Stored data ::

'''

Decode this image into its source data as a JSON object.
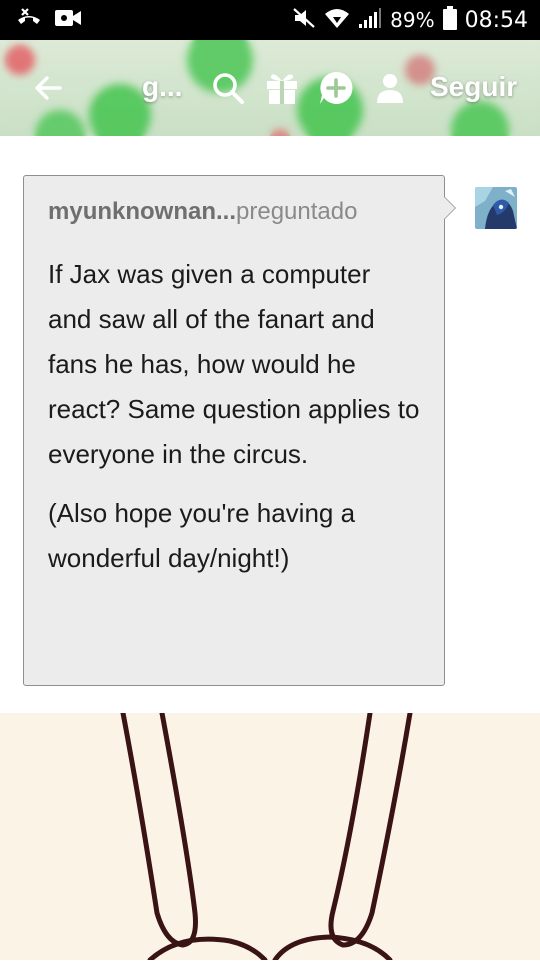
{
  "status_bar": {
    "battery_text": "89%",
    "time": "08:54",
    "icons": [
      "missed-call-icon",
      "video-call-icon",
      "mute-icon",
      "wifi-icon",
      "signal-icon",
      "battery-icon"
    ]
  },
  "header": {
    "blog_title": "g...",
    "follow_label": "Seguir",
    "icons": [
      "back-arrow-icon",
      "search-icon",
      "gift-icon",
      "add-circle-icon",
      "person-icon"
    ]
  },
  "ask": {
    "asker_name": "myunknownan...",
    "asked_label": "preguntado",
    "paragraphs": [
      "If Jax was given a computer and saw all of the fanart and fans he has, how would he react? Same question applies to everyone in the circus.",
      "(Also hope you're having a wonderful day/night!)"
    ]
  },
  "colors": {
    "bubble_bg": "#ececec",
    "bubble_border": "#8e8e8e",
    "drawing_bg": "#fbf4e6",
    "drawing_line": "#3a1414"
  }
}
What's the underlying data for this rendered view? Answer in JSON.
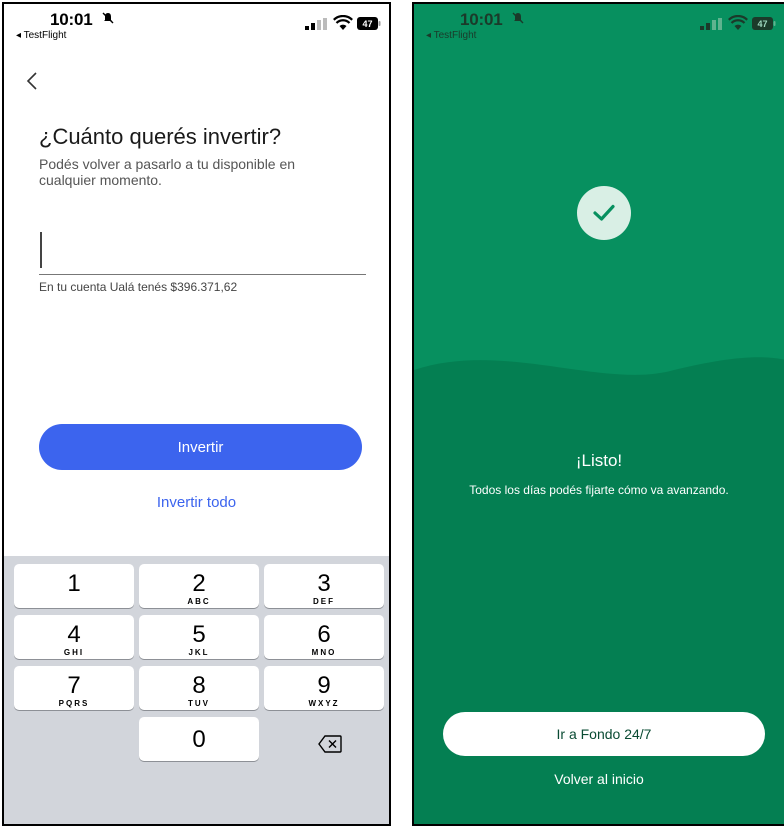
{
  "status_bar": {
    "time": "10:01",
    "back_app": "◂ TestFlight",
    "battery": "47"
  },
  "invest_screen": {
    "title": "¿Cuánto querés invertir?",
    "subtitle": "Podés volver a pasarlo a tu disponible en cualquier momento.",
    "amount_value": "",
    "balance_text": "En tu cuenta Ualá tenés $396.371,62",
    "invest_button": "Invertir",
    "invest_all_link": "Invertir todo",
    "accent_color": "#3c64ee"
  },
  "keypad": {
    "keys": [
      {
        "num": "1",
        "letters": ""
      },
      {
        "num": "2",
        "letters": "ABC"
      },
      {
        "num": "3",
        "letters": "DEF"
      },
      {
        "num": "4",
        "letters": "GHI"
      },
      {
        "num": "5",
        "letters": "JKL"
      },
      {
        "num": "6",
        "letters": "MNO"
      },
      {
        "num": "7",
        "letters": "PQRS"
      },
      {
        "num": "8",
        "letters": "TUV"
      },
      {
        "num": "9",
        "letters": "WXYZ"
      },
      {
        "num": "0",
        "letters": ""
      }
    ],
    "delete_icon": "backspace-icon"
  },
  "success_screen": {
    "title": "¡Listo!",
    "subtitle": "Todos los días podés fijarte cómo va avanzando.",
    "fund_button": "Ir a Fondo 24/7",
    "home_link": "Volver al inicio",
    "background_color": "#07905f",
    "icon": "check-icon"
  }
}
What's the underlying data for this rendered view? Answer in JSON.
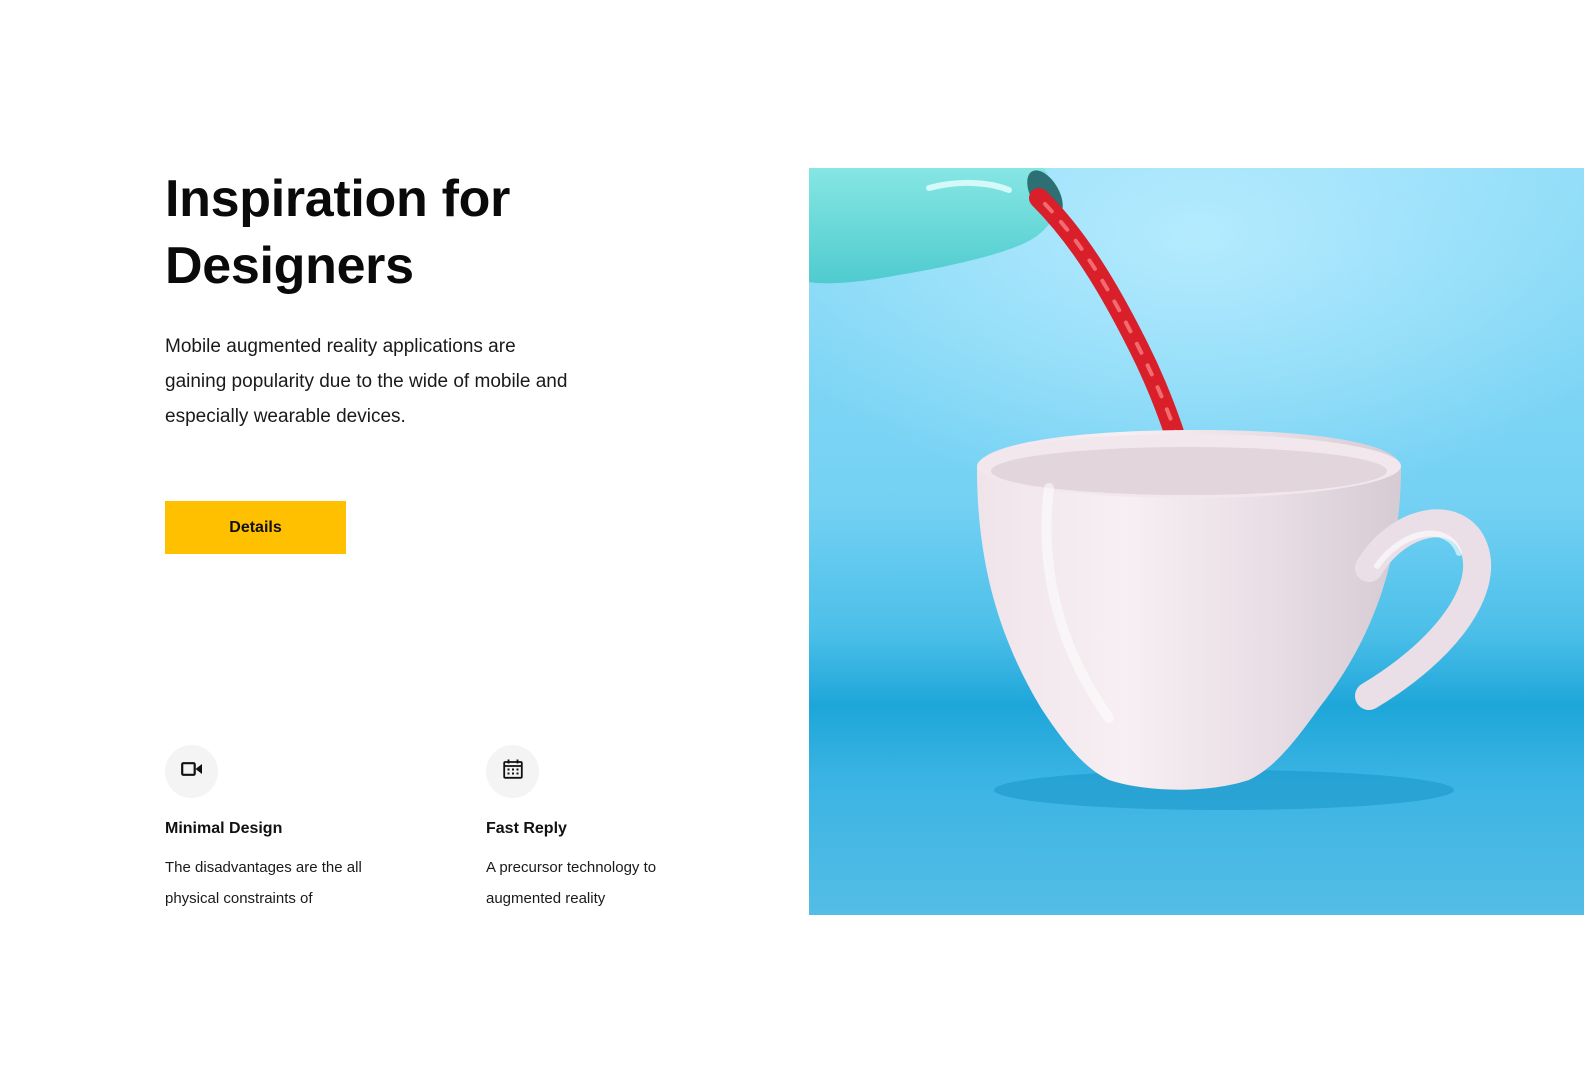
{
  "hero": {
    "title_line1": "Inspiration for",
    "title_line2": "Designers",
    "description": "Mobile augmented reality applications are gaining popularity due to the wide of mobile and especially wearable devices.",
    "button_label": "Details"
  },
  "features": [
    {
      "icon": "video-camera-icon",
      "title": "Minimal Design",
      "text": "The disadvantages are the all physical constraints of"
    },
    {
      "icon": "calendar-icon",
      "title": "Fast Reply",
      "text": "A precursor technology to augmented reality"
    }
  ],
  "photo": {
    "subject": "teapot-pouring-red-licorice-into-cup"
  },
  "colors": {
    "accent": "#ffc000",
    "photo_background": "#5cc3ea",
    "icon_background": "#f4f4f4"
  }
}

'''

Reproduce the material above verbatim; omit every picture.

Answer ::
Decode this image into its source data as a JSON object.
{
  "status_bar": {
    "battery_text": "89%",
    "time": "08:54",
    "icons": [
      "missed-call-icon",
      "video-call-icon",
      "mute-icon",
      "wifi-icon",
      "signal-icon",
      "battery-icon"
    ]
  },
  "header": {
    "blog_title": "g...",
    "follow_label": "Seguir",
    "icons": [
      "back-arrow-icon",
      "search-icon",
      "gift-icon",
      "add-circle-icon",
      "person-icon"
    ]
  },
  "ask": {
    "asker_name": "myunknownan...",
    "asked_label": "preguntado",
    "paragraphs": [
      "If Jax was given a computer and saw all of the fanart and fans he has, how would he react? Same question applies to everyone in the circus.",
      "(Also hope you're having a wonderful day/night!)"
    ]
  },
  "colors": {
    "bubble_bg": "#ececec",
    "bubble_border": "#8e8e8e",
    "drawing_bg": "#fbf4e6",
    "drawing_line": "#3a1414"
  }
}
What's the underlying data for this rendered view? Answer in JSON.
{
  "status_bar": {
    "time": "10:01",
    "back_app": "◂ TestFlight",
    "battery": "47"
  },
  "invest_screen": {
    "title": "¿Cuánto querés invertir?",
    "subtitle": "Podés volver a pasarlo a tu disponible en cualquier momento.",
    "amount_value": "",
    "balance_text": "En tu cuenta Ualá tenés $396.371,62",
    "invest_button": "Invertir",
    "invest_all_link": "Invertir todo",
    "accent_color": "#3c64ee"
  },
  "keypad": {
    "keys": [
      {
        "num": "1",
        "letters": ""
      },
      {
        "num": "2",
        "letters": "ABC"
      },
      {
        "num": "3",
        "letters": "DEF"
      },
      {
        "num": "4",
        "letters": "GHI"
      },
      {
        "num": "5",
        "letters": "JKL"
      },
      {
        "num": "6",
        "letters": "MNO"
      },
      {
        "num": "7",
        "letters": "PQRS"
      },
      {
        "num": "8",
        "letters": "TUV"
      },
      {
        "num": "9",
        "letters": "WXYZ"
      },
      {
        "num": "0",
        "letters": ""
      }
    ],
    "delete_icon": "backspace-icon"
  },
  "success_screen": {
    "title": "¡Listo!",
    "subtitle": "Todos los días podés fijarte cómo va avanzando.",
    "fund_button": "Ir a Fondo 24/7",
    "home_link": "Volver al inicio",
    "background_color": "#07905f",
    "icon": "check-icon"
  }
}
What's the underlying data for this rendered view? Answer in JSON.
{
  "hero": {
    "title_line1": "Inspiration for",
    "title_line2": "Designers",
    "description": "Mobile augmented reality applications are gaining popularity due to the wide of mobile and especially wearable devices.",
    "button_label": "Details"
  },
  "features": [
    {
      "icon": "video-camera-icon",
      "title": "Minimal Design",
      "text": "The disadvantages are the all physical constraints of"
    },
    {
      "icon": "calendar-icon",
      "title": "Fast Reply",
      "text": "A precursor technology to augmented reality"
    }
  ],
  "photo": {
    "subject": "teapot-pouring-red-licorice-into-cup"
  },
  "colors": {
    "accent": "#ffc000",
    "photo_background": "#5cc3ea",
    "icon_background": "#f4f4f4"
  }
}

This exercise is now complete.